### Excerpted passage

┌────────

Any existing holders of Common Shares interested in participating in the Offering should contact the Company pursuant to the contact information set forth below.
The Company has set October 16, 2019 as the record date for determining existing holders of Common Shares entitled to subscribe for Units and/or Flow-Through Shares pursuant to the Existing Security Holder Exemption. Subscribers purchasing Units and/or Flow-Through Shares under the Existing Security Holder Exemption will need to represent in writing that they meet certain requirements of the Existing Security Holder Exemption, including that they were, on or before the record date, a shareholder of the Company and still are a shareholder as at the closing date. The aggregate acquisition cost to a subscriber under the Existing Security Holder Exemption cannot exceed $15,000 unless that subscriber has obtained advice from a registered investment dealer regarding the suitability of the investment.
As the Company is also relying on the Exemption for Sales to Purchasers Advised by Investment Dealers, it confirms that there is no material fact or material change related to the Company which has not been generally disclosed. In addition to offering the Units and/or Flow-Through Shares pursuant to the Existing Security Holder Exemption and to the Exemption for Sales to Purchasers Advised by Investment Dealers, the Units and/or Flow-Through Shares are also being offered pursuant to other available prospectus exemptions, including sales to accredited investors. Unless the Company determines to increase the gross proceeds of the Offering, if subscriptions received for the Offering based on all available exemptions exceed the maximum Offering amount of $2,250,000, Units and/or Flow-Through Shares will be allocated pro rata among all subscribers qualifying under all available exemptions.

└────────

### Listed entries

┌────────

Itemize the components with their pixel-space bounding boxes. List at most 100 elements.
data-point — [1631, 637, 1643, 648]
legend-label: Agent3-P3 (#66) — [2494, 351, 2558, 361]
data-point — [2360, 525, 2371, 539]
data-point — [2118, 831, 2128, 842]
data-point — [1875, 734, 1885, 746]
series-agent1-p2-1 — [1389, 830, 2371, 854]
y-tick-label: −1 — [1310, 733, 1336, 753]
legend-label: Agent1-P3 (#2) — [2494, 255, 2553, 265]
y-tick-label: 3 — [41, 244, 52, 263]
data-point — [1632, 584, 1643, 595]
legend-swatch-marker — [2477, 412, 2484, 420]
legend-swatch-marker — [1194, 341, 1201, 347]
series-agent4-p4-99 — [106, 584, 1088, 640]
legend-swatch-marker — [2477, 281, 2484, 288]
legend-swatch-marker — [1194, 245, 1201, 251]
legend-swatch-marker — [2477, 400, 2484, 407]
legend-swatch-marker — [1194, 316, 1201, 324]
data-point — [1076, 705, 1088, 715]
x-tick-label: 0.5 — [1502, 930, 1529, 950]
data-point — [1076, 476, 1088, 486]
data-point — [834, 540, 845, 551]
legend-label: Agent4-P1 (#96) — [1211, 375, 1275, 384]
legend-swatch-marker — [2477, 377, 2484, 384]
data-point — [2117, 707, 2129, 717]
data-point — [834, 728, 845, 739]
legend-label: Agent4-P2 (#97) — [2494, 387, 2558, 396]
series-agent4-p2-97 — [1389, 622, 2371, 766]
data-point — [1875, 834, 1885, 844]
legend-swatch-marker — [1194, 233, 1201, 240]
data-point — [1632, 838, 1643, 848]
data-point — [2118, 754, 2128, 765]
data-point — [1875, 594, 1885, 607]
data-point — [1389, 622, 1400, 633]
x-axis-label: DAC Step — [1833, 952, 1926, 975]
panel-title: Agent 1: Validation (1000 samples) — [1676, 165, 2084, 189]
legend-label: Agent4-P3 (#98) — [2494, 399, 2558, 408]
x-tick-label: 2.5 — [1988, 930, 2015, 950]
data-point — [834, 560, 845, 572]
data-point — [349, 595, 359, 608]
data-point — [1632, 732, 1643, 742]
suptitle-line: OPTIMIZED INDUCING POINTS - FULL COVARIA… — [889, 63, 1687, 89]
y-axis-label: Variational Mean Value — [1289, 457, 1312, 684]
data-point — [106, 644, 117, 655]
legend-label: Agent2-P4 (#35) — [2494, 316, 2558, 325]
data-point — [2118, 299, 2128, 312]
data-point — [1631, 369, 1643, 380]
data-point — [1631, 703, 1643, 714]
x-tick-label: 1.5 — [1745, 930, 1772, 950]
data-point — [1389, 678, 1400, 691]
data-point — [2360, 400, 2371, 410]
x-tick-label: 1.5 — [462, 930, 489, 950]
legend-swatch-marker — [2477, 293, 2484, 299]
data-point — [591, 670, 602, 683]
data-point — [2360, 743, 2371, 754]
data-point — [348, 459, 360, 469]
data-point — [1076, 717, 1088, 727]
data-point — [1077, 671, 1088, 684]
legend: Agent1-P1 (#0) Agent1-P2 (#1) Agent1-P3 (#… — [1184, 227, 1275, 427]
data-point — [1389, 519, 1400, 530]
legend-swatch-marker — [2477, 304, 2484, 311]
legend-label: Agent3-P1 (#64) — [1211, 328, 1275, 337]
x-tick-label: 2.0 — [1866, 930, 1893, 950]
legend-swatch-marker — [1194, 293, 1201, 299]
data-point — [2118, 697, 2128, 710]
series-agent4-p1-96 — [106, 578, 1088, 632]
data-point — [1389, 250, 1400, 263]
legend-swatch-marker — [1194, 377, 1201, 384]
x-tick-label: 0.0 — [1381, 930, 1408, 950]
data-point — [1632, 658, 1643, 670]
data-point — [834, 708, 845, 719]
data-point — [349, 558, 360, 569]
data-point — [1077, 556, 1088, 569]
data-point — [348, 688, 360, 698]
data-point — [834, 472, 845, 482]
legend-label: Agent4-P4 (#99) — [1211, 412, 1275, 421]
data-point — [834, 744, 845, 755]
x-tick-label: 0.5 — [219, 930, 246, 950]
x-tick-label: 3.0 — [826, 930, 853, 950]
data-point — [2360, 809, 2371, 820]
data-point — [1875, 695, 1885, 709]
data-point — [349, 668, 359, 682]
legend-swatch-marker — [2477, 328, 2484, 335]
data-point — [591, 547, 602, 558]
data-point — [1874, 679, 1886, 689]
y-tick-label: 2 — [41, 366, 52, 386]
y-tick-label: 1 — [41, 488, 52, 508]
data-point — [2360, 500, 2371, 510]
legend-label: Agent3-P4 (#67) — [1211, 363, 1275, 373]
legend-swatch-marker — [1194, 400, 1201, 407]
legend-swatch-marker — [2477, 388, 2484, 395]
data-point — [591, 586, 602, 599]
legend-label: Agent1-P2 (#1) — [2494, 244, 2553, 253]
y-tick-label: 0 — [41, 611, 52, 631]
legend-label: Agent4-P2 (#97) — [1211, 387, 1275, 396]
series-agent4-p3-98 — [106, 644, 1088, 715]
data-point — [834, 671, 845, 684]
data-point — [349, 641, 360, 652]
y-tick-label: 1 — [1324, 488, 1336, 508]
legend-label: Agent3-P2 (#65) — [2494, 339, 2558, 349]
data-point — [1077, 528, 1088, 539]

└────────

### Your objective
Reproduce, word for word, the section of the share offering passage above that opens with the words "As the Company" and closes with "all available exemptions.".

### Solution to this exercise
As the Company is also relying on the Exemption for Sales to Purchasers Advised by Investment Dealers, it confirms that there is no material fact or material change related to the Company which has not been generally disclosed. In addition to offering the Units and/or Flow-Through Shares pursuant to the Existing Security Holder Exemption and to the Exemption for Sales to Purchasers Advised by Investment Dealers, the Units and/or Flow-Through Shares are also being offered pursuant to other available prospectus exemptions, including sales to accredited investors. Unless the Company determines to increase the gross proceeds of the Offering, if subscriptions received for the Offering based on all available exemptions exceed the maximum Offering amount of $2,250,000, Units and/or Flow-Through Shares will be allocated pro rata among all subscribers qualifying under all available exemptions.